## begin

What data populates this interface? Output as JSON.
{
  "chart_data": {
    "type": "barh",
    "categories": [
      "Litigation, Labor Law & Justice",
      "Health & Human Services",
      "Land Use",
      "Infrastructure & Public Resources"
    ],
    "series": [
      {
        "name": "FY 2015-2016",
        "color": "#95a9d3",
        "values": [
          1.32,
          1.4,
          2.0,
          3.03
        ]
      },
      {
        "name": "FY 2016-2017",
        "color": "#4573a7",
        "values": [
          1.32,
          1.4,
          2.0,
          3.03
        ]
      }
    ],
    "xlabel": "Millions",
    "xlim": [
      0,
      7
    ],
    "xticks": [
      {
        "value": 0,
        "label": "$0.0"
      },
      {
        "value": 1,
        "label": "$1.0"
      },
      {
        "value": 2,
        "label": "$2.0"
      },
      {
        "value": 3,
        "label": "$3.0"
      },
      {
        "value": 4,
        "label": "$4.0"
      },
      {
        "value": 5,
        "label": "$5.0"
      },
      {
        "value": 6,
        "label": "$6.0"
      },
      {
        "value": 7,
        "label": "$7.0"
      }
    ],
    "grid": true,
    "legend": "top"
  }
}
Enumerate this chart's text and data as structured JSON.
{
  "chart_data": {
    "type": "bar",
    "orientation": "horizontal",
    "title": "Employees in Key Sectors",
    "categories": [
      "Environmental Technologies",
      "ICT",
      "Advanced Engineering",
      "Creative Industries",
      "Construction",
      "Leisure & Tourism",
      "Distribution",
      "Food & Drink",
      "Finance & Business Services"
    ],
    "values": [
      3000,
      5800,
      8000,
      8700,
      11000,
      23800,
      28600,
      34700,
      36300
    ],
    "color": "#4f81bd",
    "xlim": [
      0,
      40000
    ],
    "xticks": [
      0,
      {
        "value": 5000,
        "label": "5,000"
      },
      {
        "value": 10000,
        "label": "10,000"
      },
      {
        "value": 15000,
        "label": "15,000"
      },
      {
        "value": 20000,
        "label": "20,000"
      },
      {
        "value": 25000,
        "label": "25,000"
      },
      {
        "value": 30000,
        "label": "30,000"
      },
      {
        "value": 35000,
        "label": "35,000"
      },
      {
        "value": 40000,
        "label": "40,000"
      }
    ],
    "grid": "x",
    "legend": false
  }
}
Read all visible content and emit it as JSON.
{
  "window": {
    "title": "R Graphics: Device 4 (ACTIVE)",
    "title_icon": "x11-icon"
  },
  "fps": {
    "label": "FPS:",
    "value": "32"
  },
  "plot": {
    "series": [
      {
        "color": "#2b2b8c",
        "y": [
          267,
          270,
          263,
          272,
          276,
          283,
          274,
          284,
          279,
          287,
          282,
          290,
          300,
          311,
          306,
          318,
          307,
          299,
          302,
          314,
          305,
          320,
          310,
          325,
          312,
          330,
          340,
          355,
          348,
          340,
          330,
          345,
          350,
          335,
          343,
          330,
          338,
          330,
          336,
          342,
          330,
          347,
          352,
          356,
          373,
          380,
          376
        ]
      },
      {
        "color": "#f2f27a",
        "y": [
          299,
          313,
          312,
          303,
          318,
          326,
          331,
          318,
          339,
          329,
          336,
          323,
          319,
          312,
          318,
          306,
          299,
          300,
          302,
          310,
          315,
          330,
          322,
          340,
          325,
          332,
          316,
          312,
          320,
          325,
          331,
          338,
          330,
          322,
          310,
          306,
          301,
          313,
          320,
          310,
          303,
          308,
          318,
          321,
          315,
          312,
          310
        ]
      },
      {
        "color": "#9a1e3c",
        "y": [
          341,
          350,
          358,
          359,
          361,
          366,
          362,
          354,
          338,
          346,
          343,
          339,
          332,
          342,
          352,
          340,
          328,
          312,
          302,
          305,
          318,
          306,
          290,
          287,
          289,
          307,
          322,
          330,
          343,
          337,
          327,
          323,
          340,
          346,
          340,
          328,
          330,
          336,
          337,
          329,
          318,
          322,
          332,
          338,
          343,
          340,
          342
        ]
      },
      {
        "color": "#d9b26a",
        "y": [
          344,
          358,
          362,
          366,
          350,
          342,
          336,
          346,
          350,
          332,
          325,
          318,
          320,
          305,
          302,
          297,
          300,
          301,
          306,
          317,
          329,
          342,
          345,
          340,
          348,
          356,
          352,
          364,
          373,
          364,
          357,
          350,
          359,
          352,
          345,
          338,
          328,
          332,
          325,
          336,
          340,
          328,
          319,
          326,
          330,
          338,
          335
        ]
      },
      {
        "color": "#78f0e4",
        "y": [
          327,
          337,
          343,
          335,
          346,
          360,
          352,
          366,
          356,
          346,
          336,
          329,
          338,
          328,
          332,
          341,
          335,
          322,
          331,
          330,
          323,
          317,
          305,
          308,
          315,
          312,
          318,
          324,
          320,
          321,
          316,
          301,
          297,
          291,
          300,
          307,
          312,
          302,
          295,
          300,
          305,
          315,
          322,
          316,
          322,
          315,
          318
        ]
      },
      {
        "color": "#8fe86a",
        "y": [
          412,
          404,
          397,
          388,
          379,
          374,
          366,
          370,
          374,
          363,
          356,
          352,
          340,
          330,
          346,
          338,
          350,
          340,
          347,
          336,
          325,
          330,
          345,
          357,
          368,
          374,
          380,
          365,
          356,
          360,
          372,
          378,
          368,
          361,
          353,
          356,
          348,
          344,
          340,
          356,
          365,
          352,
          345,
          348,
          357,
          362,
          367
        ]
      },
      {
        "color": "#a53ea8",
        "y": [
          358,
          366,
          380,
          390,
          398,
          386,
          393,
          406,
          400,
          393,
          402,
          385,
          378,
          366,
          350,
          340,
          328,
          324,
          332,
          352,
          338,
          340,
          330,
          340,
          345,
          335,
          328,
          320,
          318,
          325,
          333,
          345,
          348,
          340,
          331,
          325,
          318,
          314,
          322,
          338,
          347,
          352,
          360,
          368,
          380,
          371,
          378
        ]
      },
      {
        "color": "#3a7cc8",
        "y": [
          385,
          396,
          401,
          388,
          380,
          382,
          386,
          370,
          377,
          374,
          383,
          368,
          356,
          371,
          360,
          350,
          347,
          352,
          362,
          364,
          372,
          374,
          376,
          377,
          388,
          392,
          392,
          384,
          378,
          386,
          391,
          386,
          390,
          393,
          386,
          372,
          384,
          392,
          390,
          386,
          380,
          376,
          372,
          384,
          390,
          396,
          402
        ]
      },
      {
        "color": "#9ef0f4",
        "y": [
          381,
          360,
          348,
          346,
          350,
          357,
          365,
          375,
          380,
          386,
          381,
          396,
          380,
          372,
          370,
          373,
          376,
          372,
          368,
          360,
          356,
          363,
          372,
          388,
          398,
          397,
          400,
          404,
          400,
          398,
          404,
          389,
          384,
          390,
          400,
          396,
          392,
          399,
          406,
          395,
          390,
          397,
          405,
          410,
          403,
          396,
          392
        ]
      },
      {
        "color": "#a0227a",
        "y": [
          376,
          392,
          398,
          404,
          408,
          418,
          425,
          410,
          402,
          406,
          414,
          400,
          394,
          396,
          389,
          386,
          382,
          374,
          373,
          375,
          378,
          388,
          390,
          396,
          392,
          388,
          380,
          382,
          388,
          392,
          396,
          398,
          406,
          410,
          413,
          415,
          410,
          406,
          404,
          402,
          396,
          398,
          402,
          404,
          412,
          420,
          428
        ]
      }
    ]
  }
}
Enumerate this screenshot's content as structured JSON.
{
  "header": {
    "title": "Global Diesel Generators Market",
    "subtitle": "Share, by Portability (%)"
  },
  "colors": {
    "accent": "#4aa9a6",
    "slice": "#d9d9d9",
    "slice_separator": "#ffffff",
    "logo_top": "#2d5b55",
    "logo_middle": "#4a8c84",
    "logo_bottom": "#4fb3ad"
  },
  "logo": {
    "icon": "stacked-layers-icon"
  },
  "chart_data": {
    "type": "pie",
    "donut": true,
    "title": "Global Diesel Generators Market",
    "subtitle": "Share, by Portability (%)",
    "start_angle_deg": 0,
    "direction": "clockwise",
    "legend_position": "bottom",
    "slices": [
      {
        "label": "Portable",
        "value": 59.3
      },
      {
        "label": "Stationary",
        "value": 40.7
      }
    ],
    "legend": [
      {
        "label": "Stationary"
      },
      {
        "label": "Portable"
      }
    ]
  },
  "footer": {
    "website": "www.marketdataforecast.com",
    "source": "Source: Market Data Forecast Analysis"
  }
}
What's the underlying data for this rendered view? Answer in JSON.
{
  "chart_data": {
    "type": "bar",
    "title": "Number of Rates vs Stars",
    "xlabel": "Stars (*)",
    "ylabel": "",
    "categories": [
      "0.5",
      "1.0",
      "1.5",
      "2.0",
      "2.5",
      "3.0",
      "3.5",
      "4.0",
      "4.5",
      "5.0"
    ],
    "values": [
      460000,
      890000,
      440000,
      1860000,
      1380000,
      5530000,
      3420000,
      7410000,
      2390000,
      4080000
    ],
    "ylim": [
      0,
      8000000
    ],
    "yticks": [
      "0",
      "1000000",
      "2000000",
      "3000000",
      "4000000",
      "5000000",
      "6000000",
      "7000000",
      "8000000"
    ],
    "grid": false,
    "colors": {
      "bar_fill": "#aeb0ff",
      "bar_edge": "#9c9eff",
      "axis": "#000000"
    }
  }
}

## end

▶ JOB
Count every line in the data that contains the word "Enumerate", then give that count and nothing else.

▶ SOLUTION TO THIS EXERCISE
2